_Listing:_
=-=-=-=-=
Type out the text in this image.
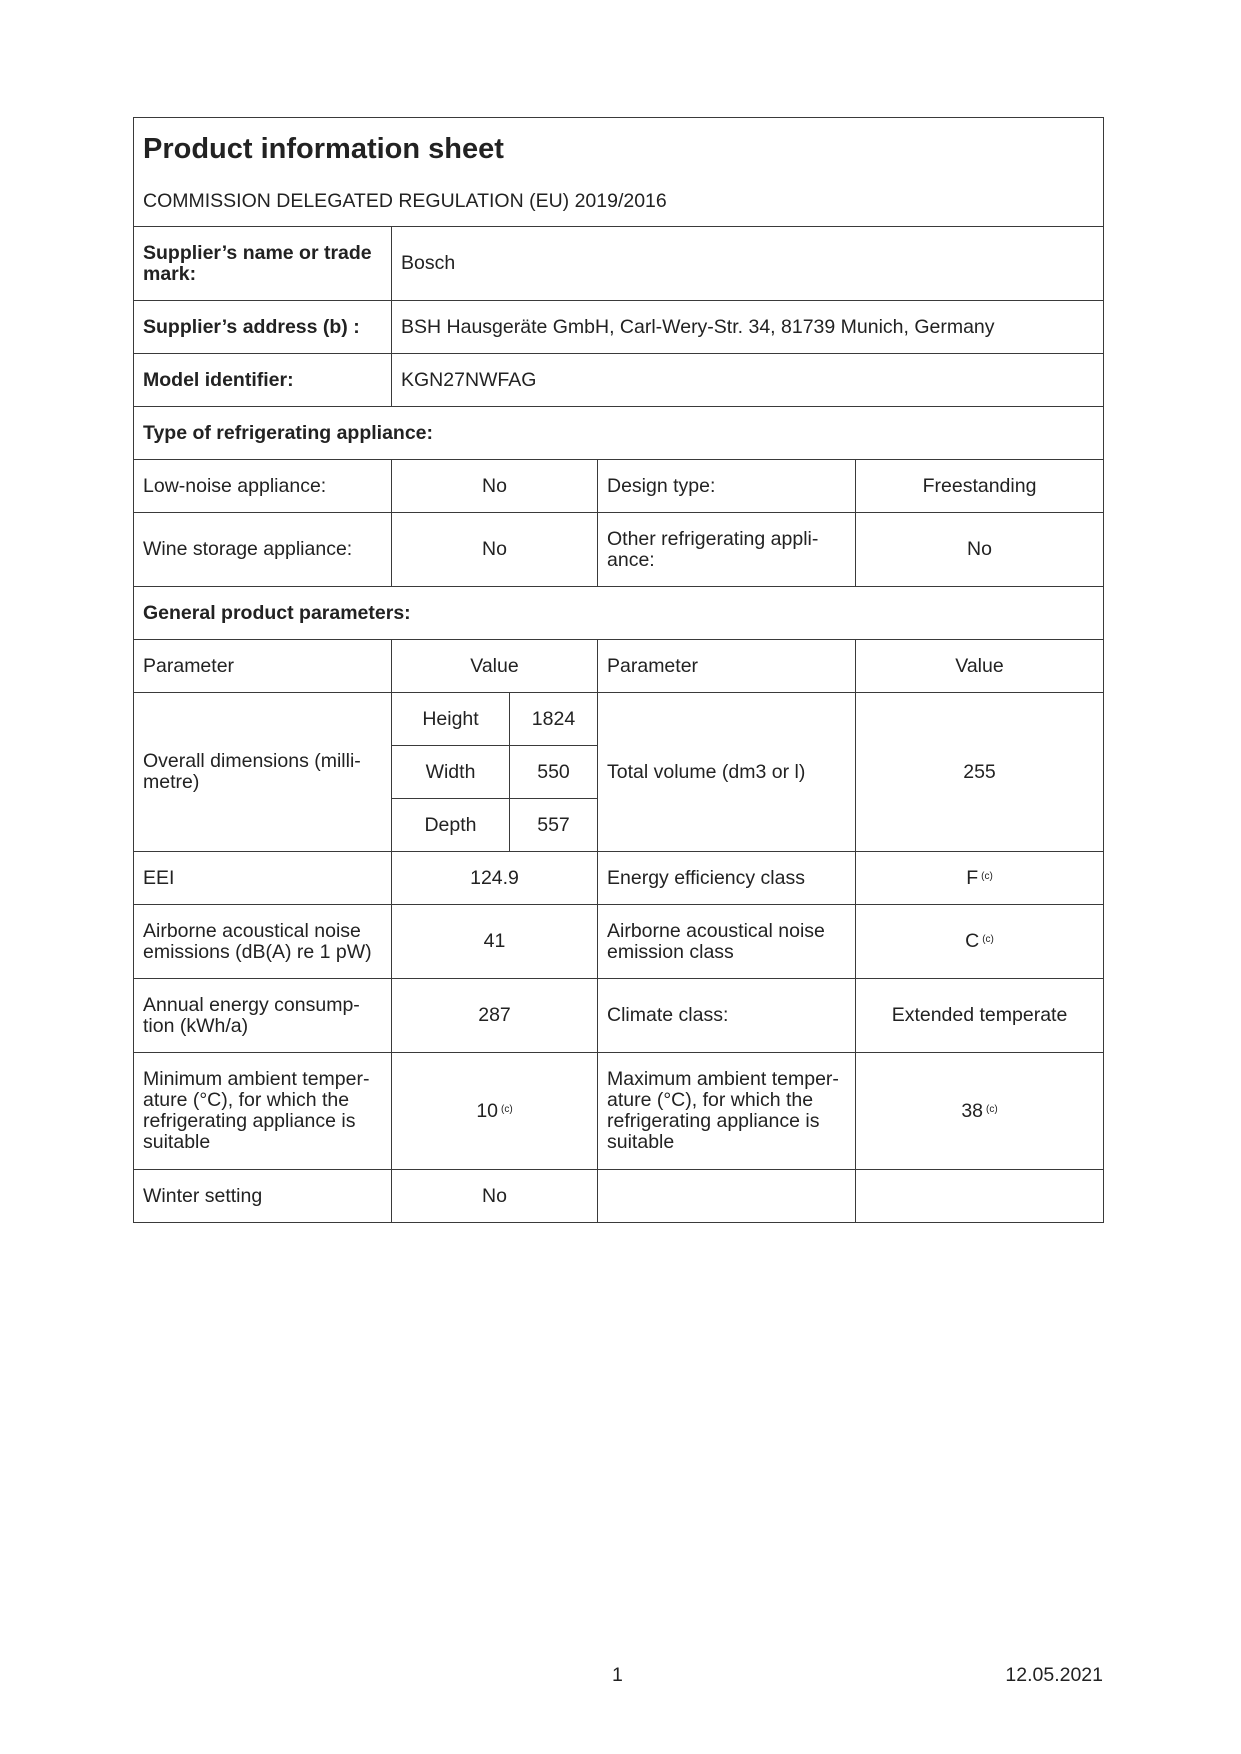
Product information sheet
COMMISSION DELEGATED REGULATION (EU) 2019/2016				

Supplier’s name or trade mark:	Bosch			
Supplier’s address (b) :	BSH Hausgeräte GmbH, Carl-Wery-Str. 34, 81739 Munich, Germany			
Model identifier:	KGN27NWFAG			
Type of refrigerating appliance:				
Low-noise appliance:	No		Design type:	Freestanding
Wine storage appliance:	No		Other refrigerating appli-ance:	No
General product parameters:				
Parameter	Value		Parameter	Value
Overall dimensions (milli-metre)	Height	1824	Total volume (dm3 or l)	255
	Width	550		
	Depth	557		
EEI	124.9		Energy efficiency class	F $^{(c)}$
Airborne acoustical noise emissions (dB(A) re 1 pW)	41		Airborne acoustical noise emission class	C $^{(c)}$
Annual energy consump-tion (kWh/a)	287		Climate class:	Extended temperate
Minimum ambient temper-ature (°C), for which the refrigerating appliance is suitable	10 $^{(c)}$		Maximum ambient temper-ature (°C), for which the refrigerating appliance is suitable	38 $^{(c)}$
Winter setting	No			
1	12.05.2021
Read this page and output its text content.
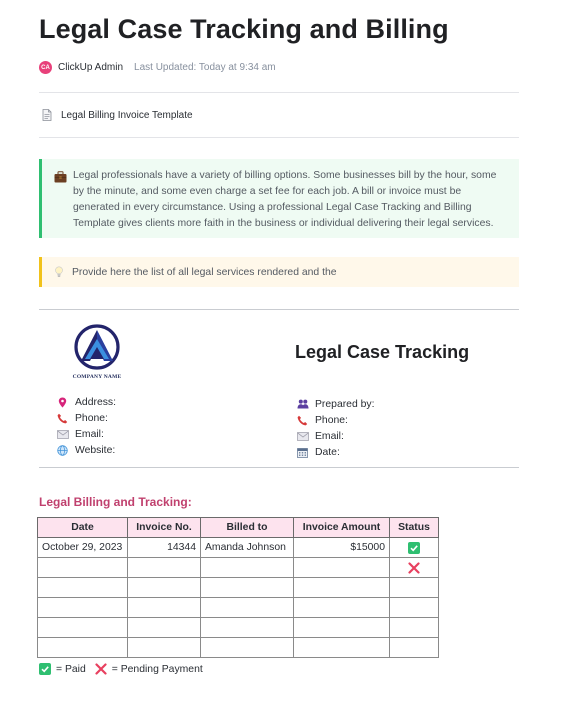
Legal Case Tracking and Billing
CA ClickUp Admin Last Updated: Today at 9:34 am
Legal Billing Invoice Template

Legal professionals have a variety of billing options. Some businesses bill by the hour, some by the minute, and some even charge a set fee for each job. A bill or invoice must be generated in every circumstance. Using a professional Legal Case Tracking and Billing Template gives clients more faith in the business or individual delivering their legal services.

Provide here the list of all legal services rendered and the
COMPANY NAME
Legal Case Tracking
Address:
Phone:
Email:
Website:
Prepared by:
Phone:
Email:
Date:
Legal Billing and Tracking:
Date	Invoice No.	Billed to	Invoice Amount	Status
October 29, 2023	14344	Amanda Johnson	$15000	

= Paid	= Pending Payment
=-=-=-=-=
_Prompt:_ Give the count of lines in the listing that hold the word "Case", with no other text.

_Result of this task:_ 3